Without the pictures, reproduce the records that follow exactly.

* [Records excerpted from a collection]

━━━

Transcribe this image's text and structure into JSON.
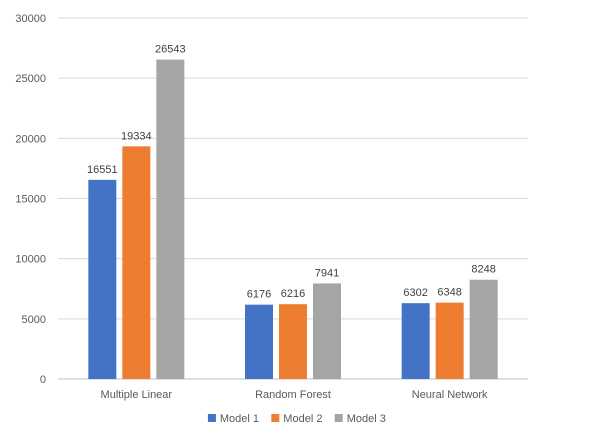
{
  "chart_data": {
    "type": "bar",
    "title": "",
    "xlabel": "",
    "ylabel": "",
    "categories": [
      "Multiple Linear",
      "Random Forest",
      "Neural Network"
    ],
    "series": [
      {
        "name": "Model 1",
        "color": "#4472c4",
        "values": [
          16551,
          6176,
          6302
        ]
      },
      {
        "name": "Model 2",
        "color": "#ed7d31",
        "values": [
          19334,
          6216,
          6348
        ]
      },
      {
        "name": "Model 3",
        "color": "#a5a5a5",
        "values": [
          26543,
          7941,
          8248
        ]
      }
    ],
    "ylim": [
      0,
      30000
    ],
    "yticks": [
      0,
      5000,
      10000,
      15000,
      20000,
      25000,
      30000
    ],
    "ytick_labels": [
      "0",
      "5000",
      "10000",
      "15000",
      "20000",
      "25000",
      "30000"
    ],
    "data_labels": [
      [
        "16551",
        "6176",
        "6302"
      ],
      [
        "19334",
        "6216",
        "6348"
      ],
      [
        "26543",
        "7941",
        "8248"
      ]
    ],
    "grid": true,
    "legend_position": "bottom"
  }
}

━━━

* [Written solution]
Transcribe this image's text and structure into JSON.
{
  "chart_data": {
    "type": "bar",
    "title": "",
    "xlabel": "",
    "ylabel": "",
    "categories": [
      "Multiple Linear",
      "Random Forest",
      "Neural Network"
    ],
    "series": [
      {
        "name": "Model 1",
        "color": "#4472c4",
        "values": [
          16551,
          6176,
          6302
        ]
      },
      {
        "name": "Model 2",
        "color": "#ed7d31",
        "values": [
          19334,
          6216,
          6348
        ]
      },
      {
        "name": "Model 3",
        "color": "#a5a5a5",
        "values": [
          26543,
          7941,
          8248
        ]
      }
    ],
    "ylim": [
      0,
      30000
    ],
    "yticks": [
      0,
      5000,
      10000,
      15000,
      20000,
      25000,
      30000
    ],
    "ytick_labels": [
      "0",
      "5000",
      "10000",
      "15000",
      "20000",
      "25000",
      "30000"
    ],
    "data_labels": [
      [
        "16551",
        "6176",
        "6302"
      ],
      [
        "19334",
        "6216",
        "6348"
      ],
      [
        "26543",
        "7941",
        "8248"
      ]
    ],
    "grid": true,
    "legend_position": "bottom"
  }
}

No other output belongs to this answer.